Records for the task:
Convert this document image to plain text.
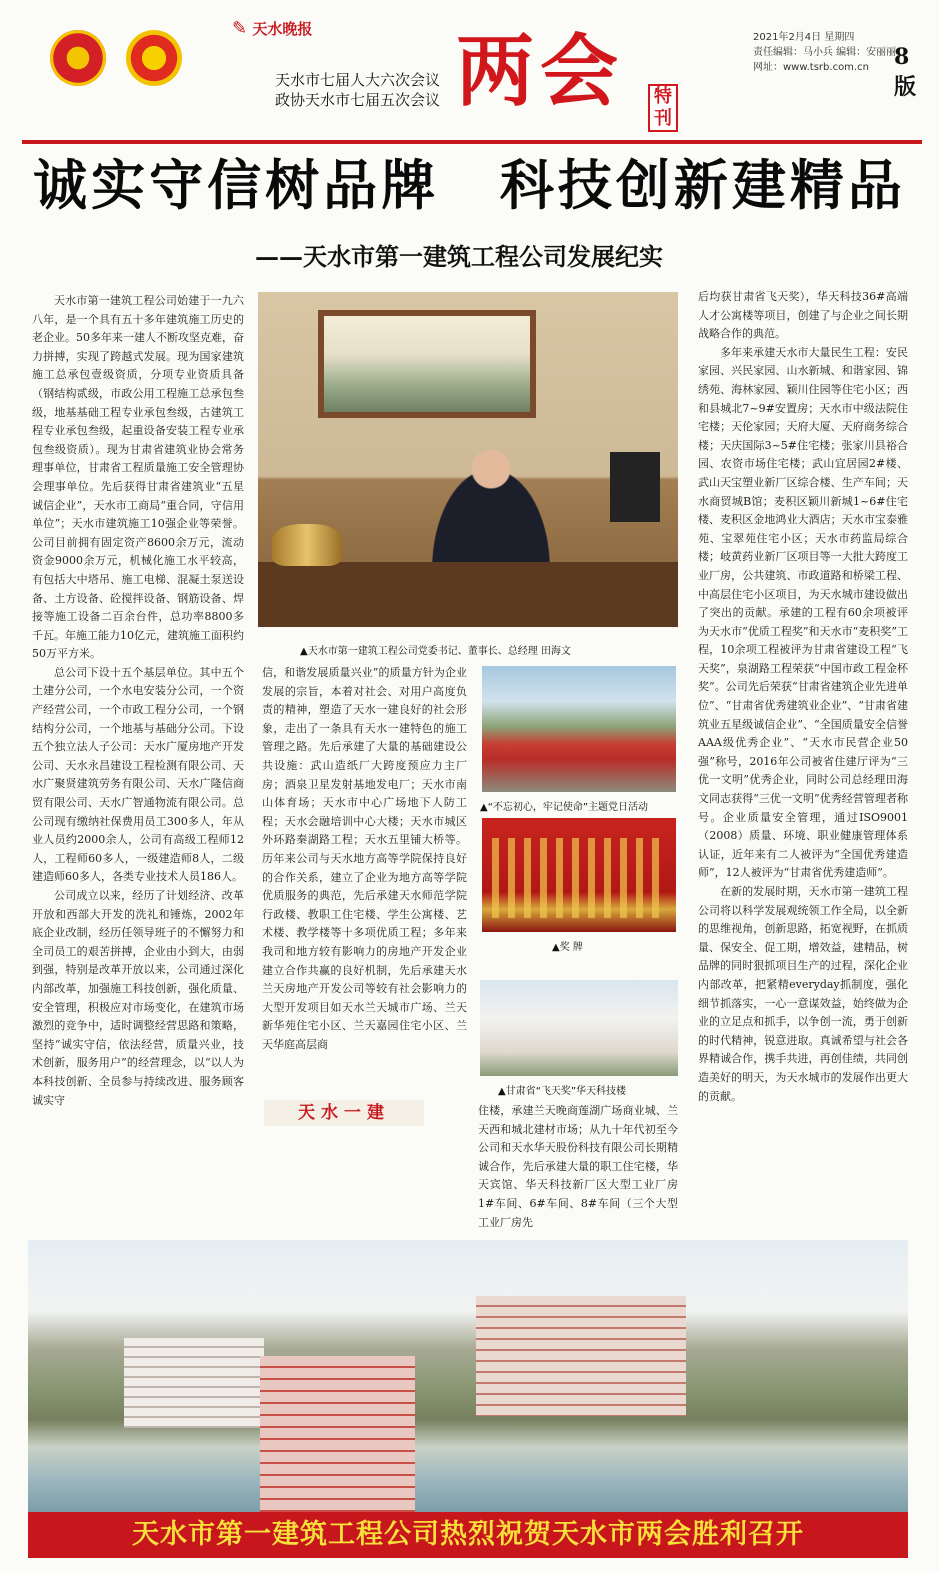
✎ 天水晚报
天水市七届人大六次会议
政协天水市七届五次会议 两会	特刊
2021年2月4日 星期四
责任编辑：马小兵 编辑：安丽丽
网址：www.tsrb.com.cn	8版
诚实守信树品牌 科技创新建精品
——天水市第一建筑工程公司发展纪实

天水市第一建筑工程公司始建于一九六八年，是一个具有五十多年建筑施工历史的老企业。50多年来一建人不断攻坚克难，奋力拼搏，实现了跨越式发展。现为国家建筑施工总承包壹级资质，分项专业资质具备（钢结构贰级，市政公用工程施工总承包叁级，地基基础工程专业承包叁级，古建筑工程专业承包叁级，起重设备安装工程专业承包叁级资质）。现为甘肃省建筑业协会常务理事单位，甘肃省工程质量施工安全管理协会理事单位。先后获得甘肃省建筑业“五星诚信企业”，天水市工商局“重合同，守信用单位”；天水市建筑施工10强企业等荣誉。公司目前拥有固定资产8600余万元，流动资金9000余万元，机械化施工水平较高，有包括大中塔吊、施工电梯、混凝土泵送设备、土方设备、砼搅拌设备、钢筋设备、焊接等施工设备二百余台件，总功率8800多千瓦。年施工能力10亿元，建筑施工面积约50万平方米。

总公司下设十五个基层单位。其中五个土建分公司，一个水电安装分公司，一个资产经营公司，一个市政工程分公司，一个钢结构分公司，一个地基与基础分公司。下设五个独立法人子公司：天水广厦房地产开发公司、天水永昌建设工程检测有限公司、天水广聚贤建筑劳务有限公司、天水广隆信商贸有限公司、天水广智通物流有限公司。总公司现有缴纳社保费用员工300多人，年从业人员约2000余人，公司有高级工程师12人，工程师60多人，一级建造师8人，二级建造师60多人，各类专业技术人员186人。

公司成立以来，经历了计划经济、改革开放和西部大开发的洗礼和锤炼，2002年底企业改制，经历任领导班子的不懈努力和全司员工的艰苦拼搏，企业由小到大，由弱到强，特别是改革开放以来，公司通过深化内部改革，加强施工科技创新，强化质量、安全管理，积极应对市场变化，在建筑市场激烈的竞争中，适时调整经营思路和策略，坚持“诚实守信，依法经营，质量兴业，技术创新，服务用户”的经营理念，以“以人为本科技创新、全员参与持续改进、服务顾客诚实守

▲天水市第一建筑工程公司党委书记、董事长、总经理 田海文

信，和谐发展质量兴业”的质量方针为企业发展的宗旨，本着对社会、对用户高度负责的精神，塑造了天水一建良好的社会形象，走出了一条具有天水一建特色的施工管理之路。先后承建了大量的基础建设公共设施：武山造纸厂大跨度预应力主厂房；酒泉卫星发射基地发电厂；天水市南山体育场；天水市中心广场地下人防工程；天水会融培训中心大楼；天水市城区外环路秦湖路工程；天水五里铺大桥等。历年来公司与天水地方高等学院保持良好的合作关系，建立了企业为地方高等学院优质服务的典范，先后承建天水师范学院行政楼、教职工住宅楼、学生公寓楼、艺术楼、教学楼等十多项优质工程；多年来我司和地方较有影响力的房地产开发企业建立合作共赢的良好机制，先后承建天水兰天房地产开发公司等较有社会影响力的大型开发项目如天水兰天城市广场、兰天新华苑住宅小区、兰天嘉园住宅小区、兰天华庭高层商

▲“不忘初心，牢记使命”主题党日活动
▲奖 牌
▲甘肃省“飞天奖”华天科技楼

住楼，承建兰天晚商莲湖广场商业城、兰天西和城北建材市场；从九十年代初至今公司和天水华天股份科技有限公司长期精诚合作，先后承建大量的职工住宅楼，华天宾馆、华天科技新厂区大型工业厂房1#车间、6#车间、8#车间（三个大型工业厂房先

后均获甘肃省飞天奖），华天科技36#高端人才公寓楼等项目，创建了与企业之间长期战略合作的典范。

多年来承建天水市大量民生工程：安民家园、兴民家园、山水新城、和谐家园、锦绣苑、海林家园、颖川住园等住宅小区；西和县城北7~9#安置房；天水市中级法院住宅楼；天伦家园；天府大厦、天府商务综合楼；天庆国际3~5#住宅楼；张家川县裕合园、农资市场住宅楼；武山宜居园2#楼、武山天宝塑业新厂区综合楼、生产车间；天水商贸城B馆；麦积区颖川新城1~6#住宅楼、麦积区金地鸿业大酒店；天水市宝泰雅苑、宝翠苑住宅小区；天水市药监局综合楼；岐黄药业新厂区项目等一大批大跨度工业厂房，公共建筑、市政道路和桥梁工程、中高层住宅小区项目，为天水城市建设做出了突出的贡献。承建的工程有60余项被评为天水市“优质工程奖”和天水市“麦积奖”工程，10余项工程被评为甘肃省建设工程“飞天奖”，泉湖路工程荣获“中国市政工程金杯奖”。公司先后荣获“甘肃省建筑企业先进单位”、“甘肃省优秀建筑业企业”、“甘肃省建筑业五星级诚信企业”、“全国质量安全信誉AAA级优秀企业”、“天水市民营企业50强”称号，2016年公司被省住建厅评为“三优一文明”优秀企业，同时公司总经理田海文同志获得“三优一文明”优秀经营管理者称号。企业质量安全管理，通过ISO9001（2008）质量、环境、职业健康管理体系认证，近年来有二人被评为“全国优秀建造师”，12人被评为“甘肃省优秀建造师”。

在新的发展时期，天水市第一建筑工程公司将以科学发展观统领工作全局，以全新的思维视角，创新思路，拓宽视野，在抓质量、保安全、促工期，增效益，建精品，树品牌的同时狠抓项目生产的过程，深化企业内部改革，把紧精everyday抓制度，强化细节抓落实，一心一意谋效益，始终做为企业的立足点和抓手，以争创一流，勇于创新的时代精神，锐意进取。真诚希望与社会各界精诚合作，携手共进，再创佳绩，共同创造美好的明天，为天水城市的发展作出更大的贡献。

天水一建
天水市第一建筑工程公司热烈祝贺天水市两会胜利召开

Problem to work on: Each line of the material must be retyped exactly, except that images are omitted.

Answer for the task:
Convert this document image to plain text.
✎ 天水晚报
天水市七届人大六次会议
政协天水市七届五次会议 两会	特刊
2021年2月4日 星期四
责任编辑：马小兵 编辑：安丽丽
网址：www.tsrb.com.cn	8版
诚实守信树品牌 科技创新建精品
——天水市第一建筑工程公司发展纪实

天水市第一建筑工程公司始建于一九六八年，是一个具有五十多年建筑施工历史的老企业。50多年来一建人不断攻坚克难，奋力拼搏，实现了跨越式发展。现为国家建筑施工总承包壹级资质，分项专业资质具备（钢结构贰级，市政公用工程施工总承包叁级，地基基础工程专业承包叁级，古建筑工程专业承包叁级，起重设备安装工程专业承包叁级资质）。现为甘肃省建筑业协会常务理事单位，甘肃省工程质量施工安全管理协会理事单位。先后获得甘肃省建筑业“五星诚信企业”，天水市工商局“重合同，守信用单位”；天水市建筑施工10强企业等荣誉。公司目前拥有固定资产8600余万元，流动资金9000余万元，机械化施工水平较高，有包括大中塔吊、施工电梯、混凝土泵送设备、土方设备、砼搅拌设备、钢筋设备、焊接等施工设备二百余台件，总功率8800多千瓦。年施工能力10亿元，建筑施工面积约50万平方米。

总公司下设十五个基层单位。其中五个土建分公司，一个水电安装分公司，一个资产经营公司，一个市政工程分公司，一个钢结构分公司，一个地基与基础分公司。下设五个独立法人子公司：天水广厦房地产开发公司、天水永昌建设工程检测有限公司、天水广聚贤建筑劳务有限公司、天水广隆信商贸有限公司、天水广智通物流有限公司。总公司现有缴纳社保费用员工300多人，年从业人员约2000余人，公司有高级工程师12人，工程师60多人，一级建造师8人，二级建造师60多人，各类专业技术人员186人。

公司成立以来，经历了计划经济、改革开放和西部大开发的洗礼和锤炼，2002年底企业改制，经历任领导班子的不懈努力和全司员工的艰苦拼搏，企业由小到大，由弱到强，特别是改革开放以来，公司通过深化内部改革，加强施工科技创新，强化质量、安全管理，积极应对市场变化，在建筑市场激烈的竞争中，适时调整经营思路和策略，坚持“诚实守信，依法经营，质量兴业，技术创新，服务用户”的经营理念，以“以人为本科技创新、全员参与持续改进、服务顾客诚实守

▲天水市第一建筑工程公司党委书记、董事长、总经理 田海文

信，和谐发展质量兴业”的质量方针为企业发展的宗旨，本着对社会、对用户高度负责的精神，塑造了天水一建良好的社会形象，走出了一条具有天水一建特色的施工管理之路。先后承建了大量的基础建设公共设施：武山造纸厂大跨度预应力主厂房；酒泉卫星发射基地发电厂；天水市南山体育场；天水市中心广场地下人防工程；天水会融培训中心大楼；天水市城区外环路秦湖路工程；天水五里铺大桥等。历年来公司与天水地方高等学院保持良好的合作关系，建立了企业为地方高等学院优质服务的典范，先后承建天水师范学院行政楼、教职工住宅楼、学生公寓楼、艺术楼、教学楼等十多项优质工程；多年来我司和地方较有影响力的房地产开发企业建立合作共赢的良好机制，先后承建天水兰天房地产开发公司等较有社会影响力的大型开发项目如天水兰天城市广场、兰天新华苑住宅小区、兰天嘉园住宅小区、兰天华庭高层商

▲“不忘初心，牢记使命”主题党日活动
▲奖 牌
▲甘肃省“飞天奖”华天科技楼

住楼，承建兰天晚商莲湖广场商业城、兰天西和城北建材市场；从九十年代初至今公司和天水华天股份科技有限公司长期精诚合作，先后承建大量的职工住宅楼，华天宾馆、华天科技新厂区大型工业厂房1#车间、6#车间、8#车间（三个大型工业厂房先

后均获甘肃省飞天奖），华天科技36#高端人才公寓楼等项目，创建了与企业之间长期战略合作的典范。

多年来承建天水市大量民生工程：安民家园、兴民家园、山水新城、和谐家园、锦绣苑、海林家园、颖川住园等住宅小区；西和县城北7~9#安置房；天水市中级法院住宅楼；天伦家园；天府大厦、天府商务综合楼；天庆国际3~5#住宅楼；张家川县裕合园、农资市场住宅楼；武山宜居园2#楼、武山天宝塑业新厂区综合楼、生产车间；天水商贸城B馆；麦积区颖川新城1~6#住宅楼、麦积区金地鸿业大酒店；天水市宝泰雅苑、宝翠苑住宅小区；天水市药监局综合楼；岐黄药业新厂区项目等一大批大跨度工业厂房，公共建筑、市政道路和桥梁工程、中高层住宅小区项目，为天水城市建设做出了突出的贡献。承建的工程有60余项被评为天水市“优质工程奖”和天水市“麦积奖”工程，10余项工程被评为甘肃省建设工程“飞天奖”，泉湖路工程荣获“中国市政工程金杯奖”。公司先后荣获“甘肃省建筑企业先进单位”、“甘肃省优秀建筑业企业”、“甘肃省建筑业五星级诚信企业”、“全国质量安全信誉AAA级优秀企业”、“天水市民营企业50强”称号，2016年公司被省住建厅评为“三优一文明”优秀企业，同时公司总经理田海文同志获得“三优一文明”优秀经营管理者称号。企业质量安全管理，通过ISO9001（2008）质量、环境、职业健康管理体系认证，近年来有二人被评为“全国优秀建造师”，12人被评为“甘肃省优秀建造师”。

在新的发展时期，天水市第一建筑工程公司将以科学发展观统领工作全局，以全新的思维视角，创新思路，拓宽视野，在抓质量、保安全、促工期，增效益，建精品，树品牌的同时狠抓项目生产的过程，深化企业内部改革，把紧精everyday抓制度，强化细节抓落实，一心一意谋效益，始终做为企业的立足点和抓手，以争创一流，勇于创新的时代精神，锐意进取。真诚希望与社会各界精诚合作，携手共进，再创佳绩，共同创造美好的明天，为天水城市的发展作出更大的贡献。

天水一建
天水市第一建筑工程公司热烈祝贺天水市两会胜利召开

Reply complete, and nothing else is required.